## What to do
Which lines below hold the word "suất"? Copy all of them.

Dataset items:
_ _ _ _ _

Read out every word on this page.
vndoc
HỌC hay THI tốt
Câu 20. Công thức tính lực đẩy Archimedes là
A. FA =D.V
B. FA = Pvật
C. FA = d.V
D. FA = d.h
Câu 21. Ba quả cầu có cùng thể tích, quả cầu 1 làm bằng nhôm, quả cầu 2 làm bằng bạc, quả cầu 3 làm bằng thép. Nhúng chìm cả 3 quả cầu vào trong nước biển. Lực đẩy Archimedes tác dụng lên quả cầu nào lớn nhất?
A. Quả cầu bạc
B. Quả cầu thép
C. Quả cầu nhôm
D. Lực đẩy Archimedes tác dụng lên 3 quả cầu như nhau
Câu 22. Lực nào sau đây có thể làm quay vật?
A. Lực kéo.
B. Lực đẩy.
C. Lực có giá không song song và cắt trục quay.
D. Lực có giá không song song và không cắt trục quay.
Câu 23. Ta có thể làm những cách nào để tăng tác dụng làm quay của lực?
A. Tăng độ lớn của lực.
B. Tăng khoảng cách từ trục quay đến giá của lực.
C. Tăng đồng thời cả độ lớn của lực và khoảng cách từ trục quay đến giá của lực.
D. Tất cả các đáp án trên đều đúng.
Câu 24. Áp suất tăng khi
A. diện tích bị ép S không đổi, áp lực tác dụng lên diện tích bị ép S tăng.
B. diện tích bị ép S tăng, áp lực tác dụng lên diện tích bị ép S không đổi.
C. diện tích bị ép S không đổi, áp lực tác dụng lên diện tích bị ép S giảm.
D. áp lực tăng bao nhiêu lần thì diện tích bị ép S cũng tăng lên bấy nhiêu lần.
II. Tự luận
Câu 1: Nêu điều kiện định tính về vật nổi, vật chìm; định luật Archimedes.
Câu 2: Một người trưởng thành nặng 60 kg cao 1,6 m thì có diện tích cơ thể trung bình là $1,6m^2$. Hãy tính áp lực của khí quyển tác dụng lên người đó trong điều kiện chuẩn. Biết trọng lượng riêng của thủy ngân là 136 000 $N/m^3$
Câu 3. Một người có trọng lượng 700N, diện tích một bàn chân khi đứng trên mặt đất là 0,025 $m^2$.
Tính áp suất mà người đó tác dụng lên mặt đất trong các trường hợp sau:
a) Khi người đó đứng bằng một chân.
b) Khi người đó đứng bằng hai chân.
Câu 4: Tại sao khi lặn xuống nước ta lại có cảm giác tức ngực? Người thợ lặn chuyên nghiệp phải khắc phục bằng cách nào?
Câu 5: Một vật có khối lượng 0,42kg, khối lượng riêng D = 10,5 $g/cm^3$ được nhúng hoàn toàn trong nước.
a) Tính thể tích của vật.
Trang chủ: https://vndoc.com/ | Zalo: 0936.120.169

_ _ _ _ _

## Task solution
Câu 24. Áp suất tăng khi
Tính áp suất mà người đó tác dụng lên mặt đất trong các trường hợp sau:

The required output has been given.